## EXERCISE GOAL
Exclude any images and output the remaining records exactly.

#####

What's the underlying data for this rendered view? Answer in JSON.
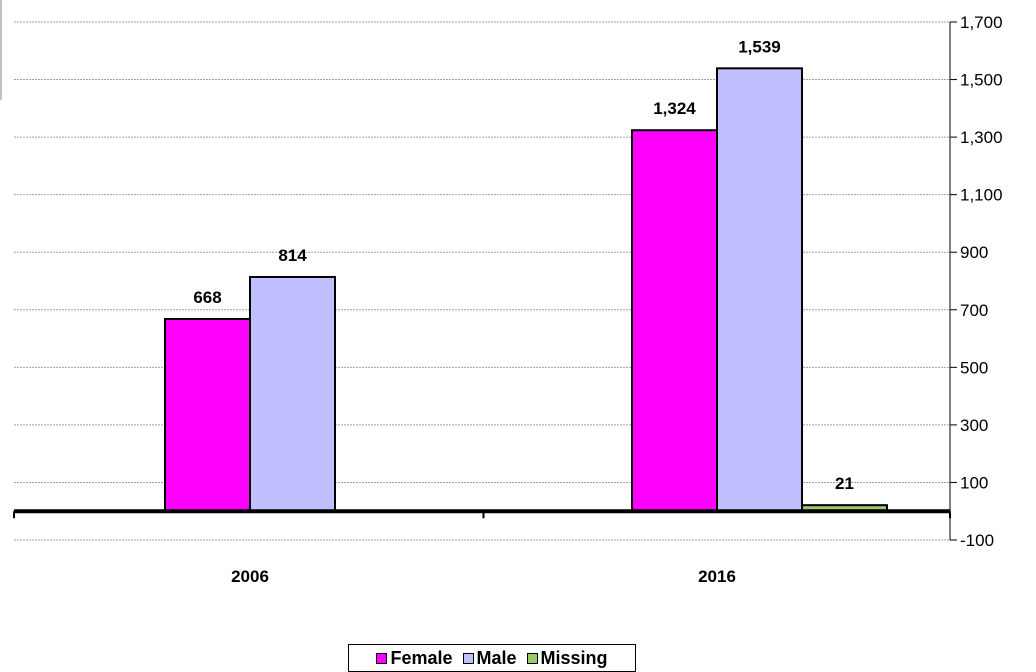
{
  "chart_data": {
    "type": "bar",
    "categories": [
      "2006",
      "2016"
    ],
    "series": [
      {
        "name": "Female",
        "color": "#ff00ff",
        "values": [
          668,
          1324
        ],
        "labels": [
          "668",
          "1,324"
        ]
      },
      {
        "name": "Male",
        "color": "#c0c0ff",
        "values": [
          814,
          1539
        ],
        "labels": [
          "814",
          "1,539"
        ]
      },
      {
        "name": "Missing",
        "color": "#99cc66",
        "values": [
          null,
          21
        ],
        "labels": [
          "",
          "21"
        ]
      }
    ],
    "y_axis": {
      "position": "right",
      "ylim": [
        -100,
        1700
      ],
      "ticks": [
        -100,
        100,
        300,
        500,
        700,
        900,
        1100,
        1300,
        1500,
        1700
      ],
      "tick_labels": [
        "-100",
        "100",
        "300",
        "500",
        "700",
        "900",
        "1,100",
        "1,300",
        "1,500",
        "1,700"
      ]
    },
    "grid": true,
    "legend_position": "bottom-center",
    "title": "",
    "xlabel": "",
    "ylabel": ""
  }
}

#####

## PROBLEM SOLUTION
What's the underlying data for this rendered view? Answer in JSON.
{
  "chart_data": {
    "type": "bar",
    "categories": [
      "2006",
      "2016"
    ],
    "series": [
      {
        "name": "Female",
        "color": "#ff00ff",
        "values": [
          668,
          1324
        ],
        "labels": [
          "668",
          "1,324"
        ]
      },
      {
        "name": "Male",
        "color": "#c0c0ff",
        "values": [
          814,
          1539
        ],
        "labels": [
          "814",
          "1,539"
        ]
      },
      {
        "name": "Missing",
        "color": "#99cc66",
        "values": [
          null,
          21
        ],
        "labels": [
          "",
          "21"
        ]
      }
    ],
    "y_axis": {
      "position": "right",
      "ylim": [
        -100,
        1700
      ],
      "ticks": [
        -100,
        100,
        300,
        500,
        700,
        900,
        1100,
        1300,
        1500,
        1700
      ],
      "tick_labels": [
        "-100",
        "100",
        "300",
        "500",
        "700",
        "900",
        "1,100",
        "1,300",
        "1,500",
        "1,700"
      ]
    },
    "grid": true,
    "legend_position": "bottom-center",
    "title": "",
    "xlabel": "",
    "ylabel": ""
  }
}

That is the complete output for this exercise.